# EXERCISE GOAL:
Count how many lines contain the word "JSON". Respond with the number alone.
━━━━━━
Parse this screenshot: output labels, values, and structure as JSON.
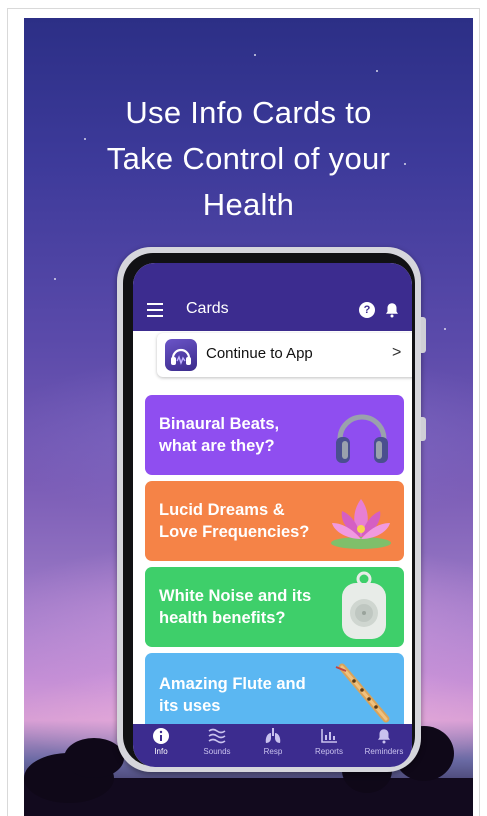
{
  "headline": [
    "Use Info Cards to",
    "Take Control of your",
    "Health"
  ],
  "appbar": {
    "title": "Cards",
    "help_glyph": "?"
  },
  "continue": {
    "label": "Continue to App",
    "chevron": ">"
  },
  "cards": [
    {
      "line1": "Binaural Beats,",
      "line2": "what are they?",
      "color": "#8f4ef0",
      "icon": "headphones-icon"
    },
    {
      "line1": "Lucid Dreams &",
      "line2": "Love Frequencies?",
      "color": "#f58347",
      "icon": "lotus-icon"
    },
    {
      "line1": "White Noise and its",
      "line2": "health benefits?",
      "color": "#3ecf6a",
      "icon": "white-noise-machine-icon"
    },
    {
      "line1": "Amazing Flute and",
      "line2": "its uses",
      "color": "#5bb7f2",
      "icon": "flute-icon"
    }
  ],
  "nav": [
    {
      "label": "Info",
      "icon": "info-icon",
      "active": true
    },
    {
      "label": "Sounds",
      "icon": "waves-icon",
      "active": false
    },
    {
      "label": "Resp",
      "icon": "lungs-icon",
      "active": false
    },
    {
      "label": "Reports",
      "icon": "bar-chart-icon",
      "active": false
    },
    {
      "label": "Reminders",
      "icon": "bell-icon",
      "active": false
    }
  ],
  "colors": {
    "brand": "#3c2c8f",
    "sky_top": "#2c2f86",
    "sky_bottom": "#d79ed4"
  }
}
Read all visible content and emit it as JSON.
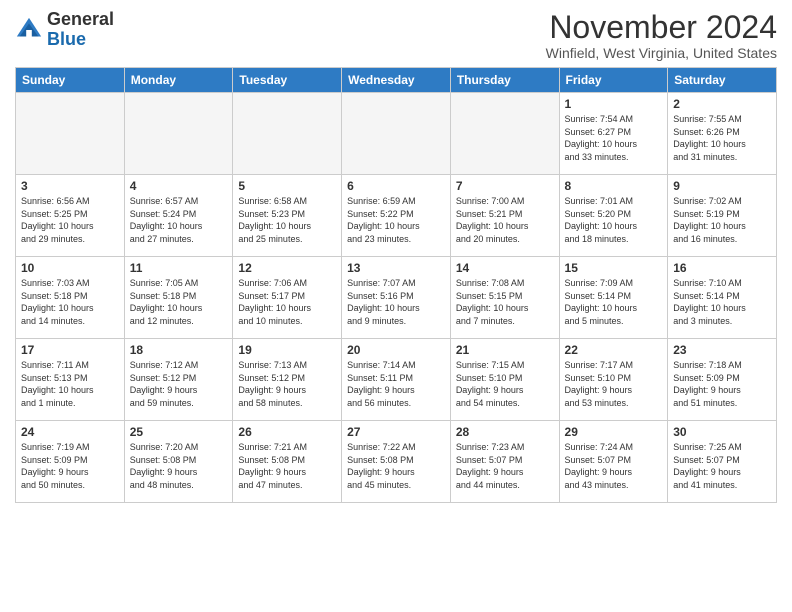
{
  "header": {
    "logo_general": "General",
    "logo_blue": "Blue",
    "month": "November 2024",
    "location": "Winfield, West Virginia, United States"
  },
  "weekdays": [
    "Sunday",
    "Monday",
    "Tuesday",
    "Wednesday",
    "Thursday",
    "Friday",
    "Saturday"
  ],
  "weeks": [
    [
      {
        "day": "",
        "info": ""
      },
      {
        "day": "",
        "info": ""
      },
      {
        "day": "",
        "info": ""
      },
      {
        "day": "",
        "info": ""
      },
      {
        "day": "",
        "info": ""
      },
      {
        "day": "1",
        "info": "Sunrise: 7:54 AM\nSunset: 6:27 PM\nDaylight: 10 hours\nand 33 minutes."
      },
      {
        "day": "2",
        "info": "Sunrise: 7:55 AM\nSunset: 6:26 PM\nDaylight: 10 hours\nand 31 minutes."
      }
    ],
    [
      {
        "day": "3",
        "info": "Sunrise: 6:56 AM\nSunset: 5:25 PM\nDaylight: 10 hours\nand 29 minutes."
      },
      {
        "day": "4",
        "info": "Sunrise: 6:57 AM\nSunset: 5:24 PM\nDaylight: 10 hours\nand 27 minutes."
      },
      {
        "day": "5",
        "info": "Sunrise: 6:58 AM\nSunset: 5:23 PM\nDaylight: 10 hours\nand 25 minutes."
      },
      {
        "day": "6",
        "info": "Sunrise: 6:59 AM\nSunset: 5:22 PM\nDaylight: 10 hours\nand 23 minutes."
      },
      {
        "day": "7",
        "info": "Sunrise: 7:00 AM\nSunset: 5:21 PM\nDaylight: 10 hours\nand 20 minutes."
      },
      {
        "day": "8",
        "info": "Sunrise: 7:01 AM\nSunset: 5:20 PM\nDaylight: 10 hours\nand 18 minutes."
      },
      {
        "day": "9",
        "info": "Sunrise: 7:02 AM\nSunset: 5:19 PM\nDaylight: 10 hours\nand 16 minutes."
      }
    ],
    [
      {
        "day": "10",
        "info": "Sunrise: 7:03 AM\nSunset: 5:18 PM\nDaylight: 10 hours\nand 14 minutes."
      },
      {
        "day": "11",
        "info": "Sunrise: 7:05 AM\nSunset: 5:18 PM\nDaylight: 10 hours\nand 12 minutes."
      },
      {
        "day": "12",
        "info": "Sunrise: 7:06 AM\nSunset: 5:17 PM\nDaylight: 10 hours\nand 10 minutes."
      },
      {
        "day": "13",
        "info": "Sunrise: 7:07 AM\nSunset: 5:16 PM\nDaylight: 10 hours\nand 9 minutes."
      },
      {
        "day": "14",
        "info": "Sunrise: 7:08 AM\nSunset: 5:15 PM\nDaylight: 10 hours\nand 7 minutes."
      },
      {
        "day": "15",
        "info": "Sunrise: 7:09 AM\nSunset: 5:14 PM\nDaylight: 10 hours\nand 5 minutes."
      },
      {
        "day": "16",
        "info": "Sunrise: 7:10 AM\nSunset: 5:14 PM\nDaylight: 10 hours\nand 3 minutes."
      }
    ],
    [
      {
        "day": "17",
        "info": "Sunrise: 7:11 AM\nSunset: 5:13 PM\nDaylight: 10 hours\nand 1 minute."
      },
      {
        "day": "18",
        "info": "Sunrise: 7:12 AM\nSunset: 5:12 PM\nDaylight: 9 hours\nand 59 minutes."
      },
      {
        "day": "19",
        "info": "Sunrise: 7:13 AM\nSunset: 5:12 PM\nDaylight: 9 hours\nand 58 minutes."
      },
      {
        "day": "20",
        "info": "Sunrise: 7:14 AM\nSunset: 5:11 PM\nDaylight: 9 hours\nand 56 minutes."
      },
      {
        "day": "21",
        "info": "Sunrise: 7:15 AM\nSunset: 5:10 PM\nDaylight: 9 hours\nand 54 minutes."
      },
      {
        "day": "22",
        "info": "Sunrise: 7:17 AM\nSunset: 5:10 PM\nDaylight: 9 hours\nand 53 minutes."
      },
      {
        "day": "23",
        "info": "Sunrise: 7:18 AM\nSunset: 5:09 PM\nDaylight: 9 hours\nand 51 minutes."
      }
    ],
    [
      {
        "day": "24",
        "info": "Sunrise: 7:19 AM\nSunset: 5:09 PM\nDaylight: 9 hours\nand 50 minutes."
      },
      {
        "day": "25",
        "info": "Sunrise: 7:20 AM\nSunset: 5:08 PM\nDaylight: 9 hours\nand 48 minutes."
      },
      {
        "day": "26",
        "info": "Sunrise: 7:21 AM\nSunset: 5:08 PM\nDaylight: 9 hours\nand 47 minutes."
      },
      {
        "day": "27",
        "info": "Sunrise: 7:22 AM\nSunset: 5:08 PM\nDaylight: 9 hours\nand 45 minutes."
      },
      {
        "day": "28",
        "info": "Sunrise: 7:23 AM\nSunset: 5:07 PM\nDaylight: 9 hours\nand 44 minutes."
      },
      {
        "day": "29",
        "info": "Sunrise: 7:24 AM\nSunset: 5:07 PM\nDaylight: 9 hours\nand 43 minutes."
      },
      {
        "day": "30",
        "info": "Sunrise: 7:25 AM\nSunset: 5:07 PM\nDaylight: 9 hours\nand 41 minutes."
      }
    ]
  ]
}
━━━━━━
# FULL ANSWER:
2